══ Information provided

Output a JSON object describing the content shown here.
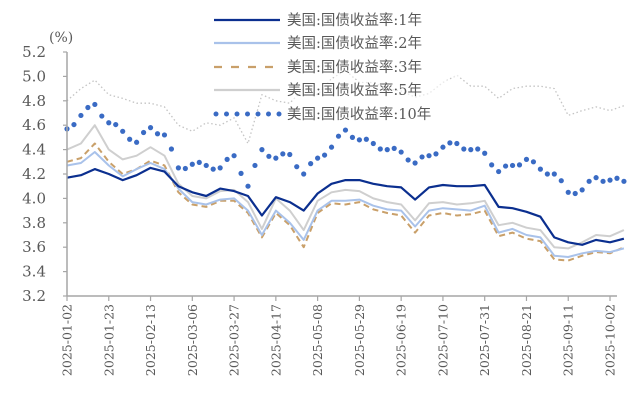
{
  "chart_data": {
    "type": "line",
    "unit_label": "(%)",
    "ylim": [
      3.2,
      5.2
    ],
    "yticks": [
      "3.2",
      "3.4",
      "3.6",
      "3.8",
      "4.0",
      "4.2",
      "4.4",
      "4.6",
      "4.8",
      "5.0",
      "5.2"
    ],
    "xtick_labels": [
      "2025-01-02",
      "2025-01-23",
      "2025-02-13",
      "2025-03-06",
      "2025-03-27",
      "2025-04-17",
      "2025-05-08",
      "2025-05-29",
      "2025-06-19",
      "2025-07-10",
      "2025-07-31",
      "2025-08-21",
      "2025-09-11",
      "2025-10-02"
    ],
    "grid": false,
    "legend_placement": "top-center",
    "x": [
      "2025-01-02",
      "2025-01-09",
      "2025-01-16",
      "2025-01-23",
      "2025-01-30",
      "2025-02-06",
      "2025-02-13",
      "2025-02-20",
      "2025-02-27",
      "2025-03-06",
      "2025-03-13",
      "2025-03-20",
      "2025-03-27",
      "2025-04-03",
      "2025-04-10",
      "2025-04-17",
      "2025-04-24",
      "2025-05-01",
      "2025-05-08",
      "2025-05-15",
      "2025-05-22",
      "2025-05-29",
      "2025-06-05",
      "2025-06-12",
      "2025-06-19",
      "2025-06-26",
      "2025-07-03",
      "2025-07-10",
      "2025-07-17",
      "2025-07-24",
      "2025-07-31",
      "2025-08-07",
      "2025-08-14",
      "2025-08-21",
      "2025-08-28",
      "2025-09-04",
      "2025-09-11",
      "2025-09-18",
      "2025-09-25",
      "2025-10-02",
      "2025-10-09"
    ],
    "series": [
      {
        "name": "美国:国债收益率:1年",
        "color": "#0b2f8f",
        "style": "solid",
        "values": [
          4.17,
          4.19,
          4.24,
          4.2,
          4.15,
          4.19,
          4.25,
          4.22,
          4.1,
          4.05,
          4.02,
          4.08,
          4.06,
          4.02,
          3.86,
          4.01,
          3.97,
          3.9,
          4.04,
          4.12,
          4.15,
          4.15,
          4.12,
          4.1,
          4.09,
          3.99,
          4.09,
          4.11,
          4.1,
          4.1,
          4.11,
          3.93,
          3.92,
          3.89,
          3.85,
          3.68,
          3.64,
          3.62,
          3.66,
          3.64,
          3.67
        ]
      },
      {
        "name": "美国:国债收益率:2年",
        "color": "#a9c2ea",
        "style": "solid",
        "values": [
          4.27,
          4.29,
          4.38,
          4.27,
          4.18,
          4.24,
          4.29,
          4.24,
          4.08,
          3.97,
          3.95,
          3.99,
          4.0,
          3.9,
          3.7,
          3.9,
          3.8,
          3.66,
          3.9,
          3.98,
          3.98,
          3.99,
          3.94,
          3.91,
          3.9,
          3.77,
          3.9,
          3.92,
          3.91,
          3.9,
          3.94,
          3.72,
          3.75,
          3.7,
          3.68,
          3.53,
          3.52,
          3.55,
          3.57,
          3.56,
          3.59
        ]
      },
      {
        "name": "美国:国债收益率:3年",
        "color": "#c9a06a",
        "style": "dashed",
        "values": [
          4.3,
          4.33,
          4.45,
          4.3,
          4.2,
          4.24,
          4.31,
          4.27,
          4.05,
          3.95,
          3.93,
          3.98,
          3.98,
          3.88,
          3.68,
          3.88,
          3.78,
          3.6,
          3.88,
          3.96,
          3.95,
          3.97,
          3.91,
          3.88,
          3.86,
          3.72,
          3.86,
          3.88,
          3.86,
          3.87,
          3.9,
          3.69,
          3.72,
          3.67,
          3.65,
          3.5,
          3.49,
          3.53,
          3.56,
          3.55,
          3.6
        ]
      },
      {
        "name": "美国:国债收益率:5年",
        "color": "#cfcfcf",
        "style": "solid",
        "values": [
          4.4,
          4.45,
          4.6,
          4.4,
          4.32,
          4.35,
          4.42,
          4.35,
          4.12,
          4.02,
          4.0,
          4.06,
          4.07,
          3.97,
          3.75,
          4.0,
          3.9,
          3.74,
          3.98,
          4.05,
          4.07,
          4.06,
          4.0,
          3.97,
          3.95,
          3.82,
          3.96,
          3.97,
          3.95,
          3.96,
          3.98,
          3.78,
          3.8,
          3.76,
          3.74,
          3.6,
          3.59,
          3.64,
          3.7,
          3.69,
          3.74
        ]
      },
      {
        "name": "美国:国债收益率:10年",
        "color": "#3a6bc4",
        "style": "dots",
        "values": [
          4.57,
          4.68,
          4.77,
          4.62,
          4.55,
          4.46,
          4.58,
          4.52,
          4.25,
          4.28,
          4.27,
          4.25,
          4.35,
          4.1,
          4.4,
          4.33,
          4.36,
          4.2,
          4.33,
          4.42,
          4.56,
          4.48,
          4.45,
          4.4,
          4.38,
          4.29,
          4.35,
          4.42,
          4.45,
          4.4,
          4.37,
          4.22,
          4.27,
          4.32,
          4.24,
          4.2,
          4.05,
          4.07,
          4.17,
          4.15,
          4.14
        ]
      },
      {
        "color": "#c4c4c4",
        "style": "dotted-thin",
        "values": [
          4.8,
          4.9,
          4.97,
          4.85,
          4.82,
          4.78,
          4.78,
          4.75,
          4.6,
          4.55,
          4.62,
          4.6,
          4.66,
          4.45,
          4.85,
          4.8,
          4.78,
          4.9,
          4.85,
          4.98,
          5.05,
          4.95,
          4.95,
          4.9,
          4.88,
          4.83,
          4.86,
          4.95,
          5.01,
          4.92,
          4.92,
          4.82,
          4.9,
          4.92,
          4.92,
          4.9,
          4.68,
          4.72,
          4.75,
          4.72,
          4.76
        ]
      }
    ]
  }
}
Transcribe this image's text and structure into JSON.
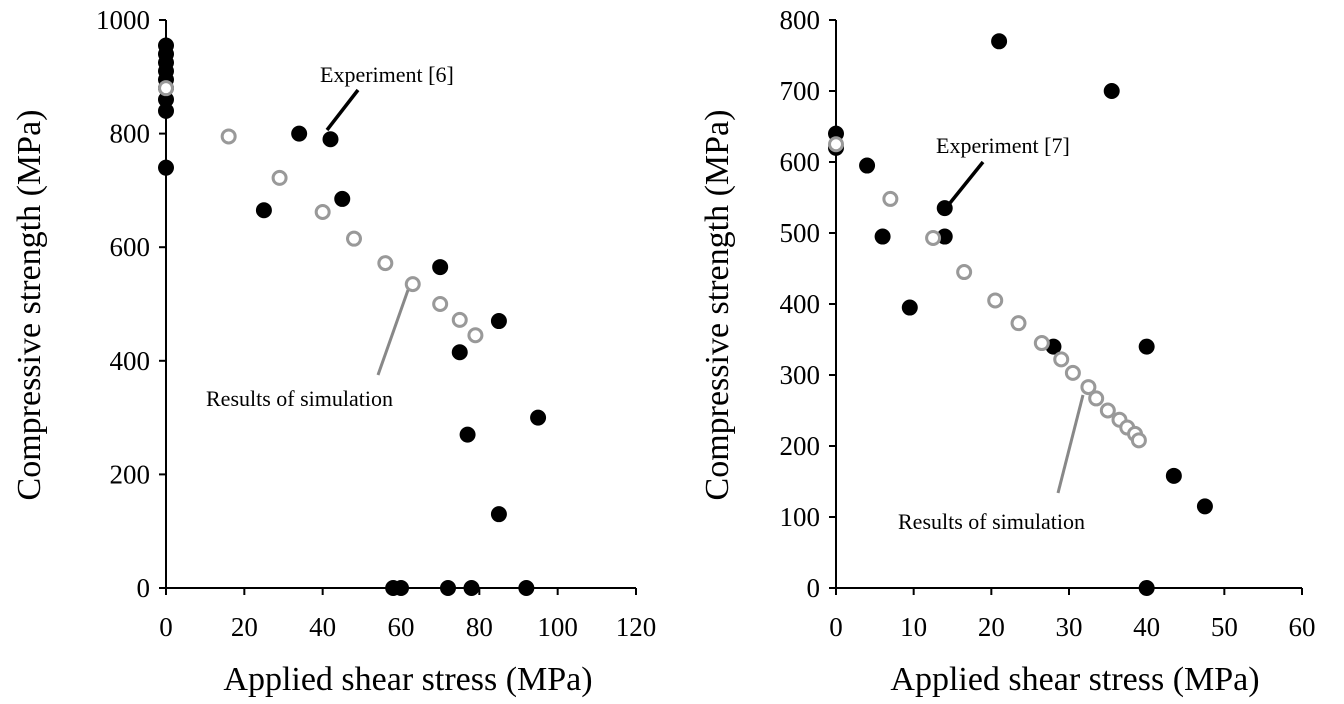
{
  "chart_data": [
    {
      "type": "scatter",
      "xlabel": "Applied shear stress (MPa)",
      "ylabel": "Compressive strength (MPa)",
      "xlim": [
        0,
        120
      ],
      "ylim": [
        0,
        1000
      ],
      "xticks": [
        0,
        20,
        40,
        60,
        80,
        100,
        120
      ],
      "yticks": [
        0,
        200,
        400,
        600,
        800,
        1000
      ],
      "grid": false,
      "series": [
        {
          "name": "Experiment [6]",
          "marker": "filled-circle",
          "color": "#000000",
          "points": [
            [
              0,
              955
            ],
            [
              0,
              940
            ],
            [
              0,
              925
            ],
            [
              0,
              910
            ],
            [
              0,
              895
            ],
            [
              0,
              880
            ],
            [
              0,
              860
            ],
            [
              0,
              840
            ],
            [
              0,
              740
            ],
            [
              25,
              665
            ],
            [
              34,
              800
            ],
            [
              42,
              790
            ],
            [
              45,
              685
            ],
            [
              70,
              565
            ],
            [
              75,
              415
            ],
            [
              77,
              270
            ],
            [
              85,
              470
            ],
            [
              85,
              130
            ],
            [
              95,
              300
            ],
            [
              58,
              0
            ],
            [
              60,
              0
            ],
            [
              72,
              0
            ],
            [
              78,
              0
            ],
            [
              92,
              0
            ]
          ]
        },
        {
          "name": "Results of simulation",
          "marker": "open-circle",
          "color": "#999999",
          "points": [
            [
              0,
              880
            ],
            [
              16,
              795
            ],
            [
              29,
              722
            ],
            [
              40,
              662
            ],
            [
              48,
              615
            ],
            [
              56,
              572
            ],
            [
              63,
              535
            ],
            [
              70,
              500
            ],
            [
              75,
              472
            ],
            [
              79,
              445
            ]
          ]
        }
      ],
      "annotations": [
        {
          "text": "Experiment [6]",
          "points_to": [
            42,
            790
          ]
        },
        {
          "text": "Results of simulation",
          "points_to": [
            63,
            535
          ]
        }
      ]
    },
    {
      "type": "scatter",
      "xlabel": "Applied shear stress (MPa)",
      "ylabel": "Compressive strength (MPa)",
      "xlim": [
        0,
        60
      ],
      "ylim": [
        0,
        800
      ],
      "xticks": [
        0,
        10,
        20,
        30,
        40,
        50,
        60
      ],
      "yticks": [
        0,
        100,
        200,
        300,
        400,
        500,
        600,
        700,
        800
      ],
      "grid": false,
      "series": [
        {
          "name": "Experiment [7]",
          "marker": "filled-circle",
          "color": "#000000",
          "points": [
            [
              0,
              640
            ],
            [
              0,
              620
            ],
            [
              4,
              595
            ],
            [
              6,
              495
            ],
            [
              9.5,
              395
            ],
            [
              14,
              535
            ],
            [
              14,
              495
            ],
            [
              21,
              770
            ],
            [
              28,
              340
            ],
            [
              35.5,
              700
            ],
            [
              40,
              340
            ],
            [
              40,
              0
            ],
            [
              43.5,
              158
            ],
            [
              47.5,
              115
            ]
          ]
        },
        {
          "name": "Results of simulation",
          "marker": "open-circle",
          "color": "#999999",
          "points": [
            [
              0,
              625
            ],
            [
              7,
              548
            ],
            [
              12.5,
              493
            ],
            [
              16.5,
              445
            ],
            [
              20.5,
              405
            ],
            [
              23.5,
              373
            ],
            [
              26.5,
              345
            ],
            [
              29,
              322
            ],
            [
              30.5,
              303
            ],
            [
              32.5,
              283
            ],
            [
              33.5,
              267
            ],
            [
              35,
              250
            ],
            [
              36.5,
              237
            ],
            [
              37.5,
              226
            ],
            [
              38.5,
              217
            ],
            [
              39,
              208
            ]
          ]
        }
      ],
      "annotations": [
        {
          "text": "Experiment [7]",
          "points_to": [
            14,
            535
          ]
        },
        {
          "text": "Results of simulation",
          "points_to": [
            32,
            283
          ]
        }
      ]
    }
  ]
}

════

Exercise details:
Using the records above, copy each line that contains "国债收益率".

Exercise output:
        "name": "美国:国债收益率:1年",
        "name": "美国:国债收益率:2年",
        "name": "美国:国债收益率:3年",
        "name": "美国:国债收益率:5年",
        "name": "美国:国债收益率:10年",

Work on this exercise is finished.